## WORK REQUIRED
All the data should be repeated exactly. Any image in it is left out.

## INFORMATION PROVIDED
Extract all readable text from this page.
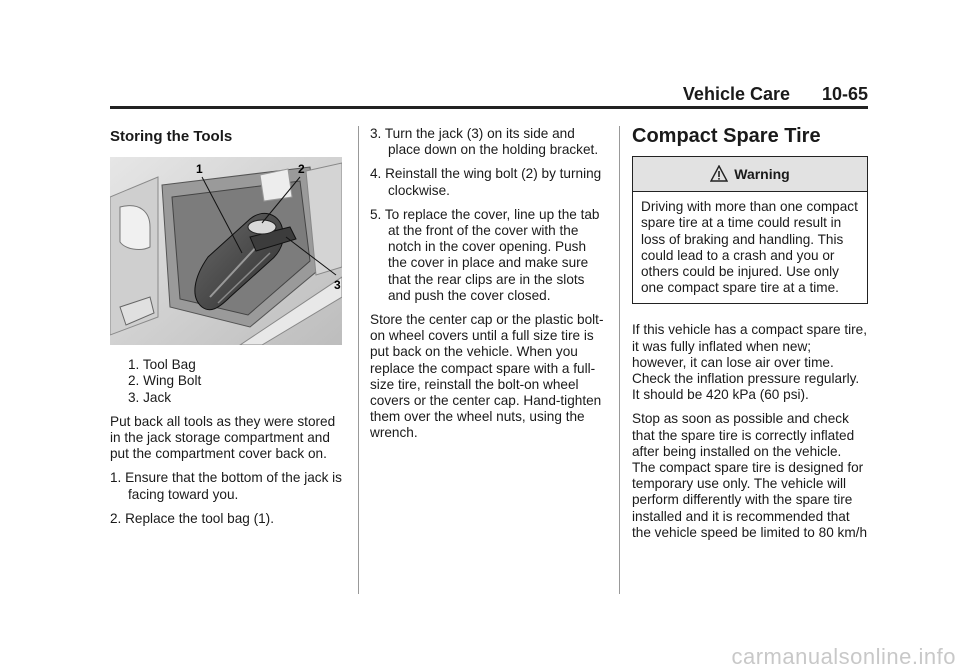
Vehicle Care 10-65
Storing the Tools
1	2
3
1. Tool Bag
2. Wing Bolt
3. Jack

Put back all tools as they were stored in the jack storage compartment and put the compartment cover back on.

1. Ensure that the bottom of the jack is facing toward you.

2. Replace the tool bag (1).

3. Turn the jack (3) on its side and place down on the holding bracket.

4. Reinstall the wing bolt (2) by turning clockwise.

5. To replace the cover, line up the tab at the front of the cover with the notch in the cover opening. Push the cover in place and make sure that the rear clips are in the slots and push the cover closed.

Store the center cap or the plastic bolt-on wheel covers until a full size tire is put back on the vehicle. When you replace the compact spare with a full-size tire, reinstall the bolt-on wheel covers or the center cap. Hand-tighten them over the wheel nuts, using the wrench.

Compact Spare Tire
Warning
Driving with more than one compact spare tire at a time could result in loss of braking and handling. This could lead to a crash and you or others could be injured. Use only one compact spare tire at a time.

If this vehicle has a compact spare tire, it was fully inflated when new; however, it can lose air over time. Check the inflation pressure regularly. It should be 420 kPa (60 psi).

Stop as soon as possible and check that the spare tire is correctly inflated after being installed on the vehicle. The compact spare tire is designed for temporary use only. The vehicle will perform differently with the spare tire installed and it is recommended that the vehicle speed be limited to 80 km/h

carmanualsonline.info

## OUTPUT OF THE EXERCISE
Extract all readable text from this page.
Vehicle Care 10-65
Storing the Tools
1	2
3
1. Tool Bag
2. Wing Bolt
3. Jack

Put back all tools as they were stored in the jack storage compartment and put the compartment cover back on.

1. Ensure that the bottom of the jack is facing toward you.

2. Replace the tool bag (1).

3. Turn the jack (3) on its side and place down on the holding bracket.

4. Reinstall the wing bolt (2) by turning clockwise.

5. To replace the cover, line up the tab at the front of the cover with the notch in the cover opening. Push the cover in place and make sure that the rear clips are in the slots and push the cover closed.

Store the center cap or the plastic bolt-on wheel covers until a full size tire is put back on the vehicle. When you replace the compact spare with a full-size tire, reinstall the bolt-on wheel covers or the center cap. Hand-tighten them over the wheel nuts, using the wrench.

Compact Spare Tire
Warning
Driving with more than one compact spare tire at a time could result in loss of braking and handling. This could lead to a crash and you or others could be injured. Use only one compact spare tire at a time.

If this vehicle has a compact spare tire, it was fully inflated when new; however, it can lose air over time. Check the inflation pressure regularly. It should be 420 kPa (60 psi).

Stop as soon as possible and check that the spare tire is correctly inflated after being installed on the vehicle. The compact spare tire is designed for temporary use only. The vehicle will perform differently with the spare tire installed and it is recommended that the vehicle speed be limited to 80 km/h

carmanualsonline.info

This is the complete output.